Given instruction. List every line in this data where the string "title" occurs.

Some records
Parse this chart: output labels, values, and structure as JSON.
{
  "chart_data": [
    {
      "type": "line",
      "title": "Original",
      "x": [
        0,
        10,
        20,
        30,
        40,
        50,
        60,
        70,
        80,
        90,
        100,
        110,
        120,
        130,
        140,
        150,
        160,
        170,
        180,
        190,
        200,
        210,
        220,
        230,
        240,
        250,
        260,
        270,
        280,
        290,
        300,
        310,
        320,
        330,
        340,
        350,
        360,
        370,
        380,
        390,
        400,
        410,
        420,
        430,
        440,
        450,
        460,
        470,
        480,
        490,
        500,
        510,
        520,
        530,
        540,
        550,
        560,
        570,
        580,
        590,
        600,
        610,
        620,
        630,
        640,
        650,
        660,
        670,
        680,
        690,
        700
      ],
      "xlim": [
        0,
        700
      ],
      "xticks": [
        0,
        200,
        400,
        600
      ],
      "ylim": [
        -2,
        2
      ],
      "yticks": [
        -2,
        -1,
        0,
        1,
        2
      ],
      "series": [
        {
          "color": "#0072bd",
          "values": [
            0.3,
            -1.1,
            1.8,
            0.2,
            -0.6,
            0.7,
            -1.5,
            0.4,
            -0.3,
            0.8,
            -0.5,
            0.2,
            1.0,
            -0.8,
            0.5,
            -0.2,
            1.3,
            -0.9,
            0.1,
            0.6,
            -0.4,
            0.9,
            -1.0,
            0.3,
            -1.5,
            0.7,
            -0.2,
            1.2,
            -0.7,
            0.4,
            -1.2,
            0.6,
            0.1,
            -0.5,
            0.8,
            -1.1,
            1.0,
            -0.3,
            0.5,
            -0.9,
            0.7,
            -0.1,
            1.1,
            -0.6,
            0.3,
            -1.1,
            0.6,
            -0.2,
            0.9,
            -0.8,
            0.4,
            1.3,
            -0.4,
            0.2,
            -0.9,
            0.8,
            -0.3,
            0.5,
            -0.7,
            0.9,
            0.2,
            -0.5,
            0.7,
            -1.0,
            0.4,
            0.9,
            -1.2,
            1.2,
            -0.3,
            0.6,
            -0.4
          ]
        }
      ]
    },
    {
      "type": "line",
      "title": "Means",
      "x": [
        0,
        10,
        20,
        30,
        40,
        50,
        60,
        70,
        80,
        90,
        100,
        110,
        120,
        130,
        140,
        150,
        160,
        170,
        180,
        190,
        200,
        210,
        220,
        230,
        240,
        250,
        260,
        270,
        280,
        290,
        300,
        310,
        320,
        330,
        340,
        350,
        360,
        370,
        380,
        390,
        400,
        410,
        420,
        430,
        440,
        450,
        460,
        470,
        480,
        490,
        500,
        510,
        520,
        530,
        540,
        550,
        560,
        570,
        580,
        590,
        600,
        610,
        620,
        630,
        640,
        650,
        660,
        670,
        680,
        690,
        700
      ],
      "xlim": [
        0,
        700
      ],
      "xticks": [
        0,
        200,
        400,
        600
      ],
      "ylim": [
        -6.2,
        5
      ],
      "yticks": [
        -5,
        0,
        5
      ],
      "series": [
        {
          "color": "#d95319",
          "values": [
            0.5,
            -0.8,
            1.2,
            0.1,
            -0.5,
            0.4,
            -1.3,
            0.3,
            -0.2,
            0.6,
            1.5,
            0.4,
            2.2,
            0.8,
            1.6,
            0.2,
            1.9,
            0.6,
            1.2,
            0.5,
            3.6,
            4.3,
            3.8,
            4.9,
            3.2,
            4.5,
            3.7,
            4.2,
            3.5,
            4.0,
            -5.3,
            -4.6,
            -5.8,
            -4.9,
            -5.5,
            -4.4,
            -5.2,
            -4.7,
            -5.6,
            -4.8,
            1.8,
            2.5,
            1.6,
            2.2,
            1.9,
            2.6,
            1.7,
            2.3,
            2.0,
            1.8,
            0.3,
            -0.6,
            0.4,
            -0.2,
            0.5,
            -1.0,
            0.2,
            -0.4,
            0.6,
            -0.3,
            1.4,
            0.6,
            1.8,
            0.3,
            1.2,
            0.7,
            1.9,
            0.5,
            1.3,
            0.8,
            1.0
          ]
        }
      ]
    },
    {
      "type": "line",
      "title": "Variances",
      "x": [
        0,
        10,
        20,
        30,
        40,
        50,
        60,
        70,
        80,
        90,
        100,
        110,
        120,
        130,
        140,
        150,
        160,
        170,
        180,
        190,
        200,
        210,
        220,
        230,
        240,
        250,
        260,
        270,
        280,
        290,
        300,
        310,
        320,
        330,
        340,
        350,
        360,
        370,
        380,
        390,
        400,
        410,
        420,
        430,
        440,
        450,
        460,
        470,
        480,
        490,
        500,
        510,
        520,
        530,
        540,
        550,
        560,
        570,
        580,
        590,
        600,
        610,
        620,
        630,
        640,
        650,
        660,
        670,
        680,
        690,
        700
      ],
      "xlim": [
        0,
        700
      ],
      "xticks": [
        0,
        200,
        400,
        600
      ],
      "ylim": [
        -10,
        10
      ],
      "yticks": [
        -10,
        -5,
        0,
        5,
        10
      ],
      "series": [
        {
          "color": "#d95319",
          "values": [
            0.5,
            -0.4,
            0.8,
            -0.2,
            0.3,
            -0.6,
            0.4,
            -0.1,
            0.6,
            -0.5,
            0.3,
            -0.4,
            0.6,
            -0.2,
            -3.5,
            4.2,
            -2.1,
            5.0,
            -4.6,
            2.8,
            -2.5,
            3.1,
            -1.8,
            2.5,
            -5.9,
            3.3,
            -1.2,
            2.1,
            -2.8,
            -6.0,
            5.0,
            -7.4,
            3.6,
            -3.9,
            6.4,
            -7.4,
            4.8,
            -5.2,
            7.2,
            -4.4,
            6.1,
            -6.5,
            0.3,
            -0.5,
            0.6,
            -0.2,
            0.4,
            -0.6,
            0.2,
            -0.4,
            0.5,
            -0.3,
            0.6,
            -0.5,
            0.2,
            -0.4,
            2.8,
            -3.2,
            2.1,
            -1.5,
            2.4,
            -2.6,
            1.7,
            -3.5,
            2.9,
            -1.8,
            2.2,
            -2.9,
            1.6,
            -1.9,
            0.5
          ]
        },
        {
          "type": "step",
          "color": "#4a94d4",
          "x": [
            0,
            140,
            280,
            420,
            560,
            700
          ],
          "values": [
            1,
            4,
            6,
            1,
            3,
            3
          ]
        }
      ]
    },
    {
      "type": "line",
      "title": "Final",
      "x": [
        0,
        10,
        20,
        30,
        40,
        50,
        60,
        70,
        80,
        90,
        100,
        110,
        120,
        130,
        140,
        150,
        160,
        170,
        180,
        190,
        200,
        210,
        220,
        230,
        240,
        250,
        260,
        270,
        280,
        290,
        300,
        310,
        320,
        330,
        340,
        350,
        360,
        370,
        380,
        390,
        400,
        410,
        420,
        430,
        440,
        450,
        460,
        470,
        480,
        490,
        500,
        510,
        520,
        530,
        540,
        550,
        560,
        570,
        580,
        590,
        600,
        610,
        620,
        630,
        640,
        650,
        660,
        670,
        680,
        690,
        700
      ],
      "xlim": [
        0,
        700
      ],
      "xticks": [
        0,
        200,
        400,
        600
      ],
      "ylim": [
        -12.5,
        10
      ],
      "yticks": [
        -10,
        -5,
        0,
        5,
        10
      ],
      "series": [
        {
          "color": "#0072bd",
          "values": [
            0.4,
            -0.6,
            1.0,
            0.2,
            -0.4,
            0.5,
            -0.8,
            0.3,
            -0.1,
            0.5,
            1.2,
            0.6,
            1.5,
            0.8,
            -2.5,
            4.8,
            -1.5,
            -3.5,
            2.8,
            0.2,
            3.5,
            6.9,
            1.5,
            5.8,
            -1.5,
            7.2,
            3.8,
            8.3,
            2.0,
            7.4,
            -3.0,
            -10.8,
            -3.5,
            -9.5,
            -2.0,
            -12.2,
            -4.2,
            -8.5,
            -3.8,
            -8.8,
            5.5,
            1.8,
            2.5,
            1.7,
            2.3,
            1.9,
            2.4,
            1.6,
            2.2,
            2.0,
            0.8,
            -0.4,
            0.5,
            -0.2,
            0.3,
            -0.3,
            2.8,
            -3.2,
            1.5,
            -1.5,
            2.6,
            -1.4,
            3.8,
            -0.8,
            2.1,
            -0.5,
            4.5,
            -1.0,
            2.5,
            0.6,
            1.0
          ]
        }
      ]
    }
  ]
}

Exercise answer.
      "title": "Original",
      "title": "Means",
      "title": "Variances",
      "title": "Final",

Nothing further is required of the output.